Problem statement ▸
Repeat the material below exactly, line for line.

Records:

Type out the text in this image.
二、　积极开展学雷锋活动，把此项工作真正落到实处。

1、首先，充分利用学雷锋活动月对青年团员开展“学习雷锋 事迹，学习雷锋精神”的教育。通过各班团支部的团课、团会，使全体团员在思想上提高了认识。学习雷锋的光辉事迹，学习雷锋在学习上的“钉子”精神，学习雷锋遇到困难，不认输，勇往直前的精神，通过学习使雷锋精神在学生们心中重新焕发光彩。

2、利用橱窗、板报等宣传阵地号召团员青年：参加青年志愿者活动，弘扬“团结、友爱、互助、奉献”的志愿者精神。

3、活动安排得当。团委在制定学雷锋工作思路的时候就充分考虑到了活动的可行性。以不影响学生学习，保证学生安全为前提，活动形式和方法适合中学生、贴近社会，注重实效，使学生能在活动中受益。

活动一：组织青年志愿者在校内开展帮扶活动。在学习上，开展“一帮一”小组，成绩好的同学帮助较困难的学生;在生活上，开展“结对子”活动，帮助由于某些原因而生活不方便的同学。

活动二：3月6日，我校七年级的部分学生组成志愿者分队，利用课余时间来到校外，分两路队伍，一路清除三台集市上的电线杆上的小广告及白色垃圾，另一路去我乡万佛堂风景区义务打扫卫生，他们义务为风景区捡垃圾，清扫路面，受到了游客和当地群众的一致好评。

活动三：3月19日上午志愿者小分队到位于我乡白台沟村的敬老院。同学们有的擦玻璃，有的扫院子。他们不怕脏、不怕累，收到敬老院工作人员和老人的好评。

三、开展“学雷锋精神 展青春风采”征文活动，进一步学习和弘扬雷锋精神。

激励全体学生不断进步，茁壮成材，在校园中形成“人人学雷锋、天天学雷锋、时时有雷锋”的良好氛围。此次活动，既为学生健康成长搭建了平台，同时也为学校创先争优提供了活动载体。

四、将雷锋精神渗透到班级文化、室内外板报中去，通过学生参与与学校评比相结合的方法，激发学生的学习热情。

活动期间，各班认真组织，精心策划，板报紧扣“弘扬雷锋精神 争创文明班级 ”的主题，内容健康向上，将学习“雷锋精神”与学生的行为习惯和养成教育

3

Answer to the task ▸
Type out the text in this image.
二、　积极开展学雷锋活动，把此项工作真正落到实处。

1、首先，充分利用学雷锋活动月对青年团员开展“学习雷锋 事迹，学习雷锋精神”的教育。通过各班团支部的团课、团会，使全体团员在思想上提高了认识。学习雷锋的光辉事迹，学习雷锋在学习上的“钉子”精神，学习雷锋遇到困难，不认输，勇往直前的精神，通过学习使雷锋精神在学生们心中重新焕发光彩。

2、利用橱窗、板报等宣传阵地号召团员青年：参加青年志愿者活动，弘扬“团结、友爱、互助、奉献”的志愿者精神。

3、活动安排得当。团委在制定学雷锋工作思路的时候就充分考虑到了活动的可行性。以不影响学生学习，保证学生安全为前提，活动形式和方法适合中学生、贴近社会，注重实效，使学生能在活动中受益。

活动一：组织青年志愿者在校内开展帮扶活动。在学习上，开展“一帮一”小组，成绩好的同学帮助较困难的学生;在生活上，开展“结对子”活动，帮助由于某些原因而生活不方便的同学。

活动二：3月6日，我校七年级的部分学生组成志愿者分队，利用课余时间来到校外，分两路队伍，一路清除三台集市上的电线杆上的小广告及白色垃圾，另一路去我乡万佛堂风景区义务打扫卫生，他们义务为风景区捡垃圾，清扫路面，受到了游客和当地群众的一致好评。

活动三：3月19日上午志愿者小分队到位于我乡白台沟村的敬老院。同学们有的擦玻璃，有的扫院子。他们不怕脏、不怕累，收到敬老院工作人员和老人的好评。

三、开展“学雷锋精神 展青春风采”征文活动，进一步学习和弘扬雷锋精神。

激励全体学生不断进步，茁壮成材，在校园中形成“人人学雷锋、天天学雷锋、时时有雷锋”的良好氛围。此次活动，既为学生健康成长搭建了平台，同时也为学校创先争优提供了活动载体。

四、将雷锋精神渗透到班级文化、室内外板报中去，通过学生参与与学校评比相结合的方法，激发学生的学习热情。

活动期间，各班认真组织，精心策划，板报紧扣“弘扬雷锋精神 争创文明班级 ”的主题，内容健康向上，将学习“雷锋精神”与学生的行为习惯和养成教育

3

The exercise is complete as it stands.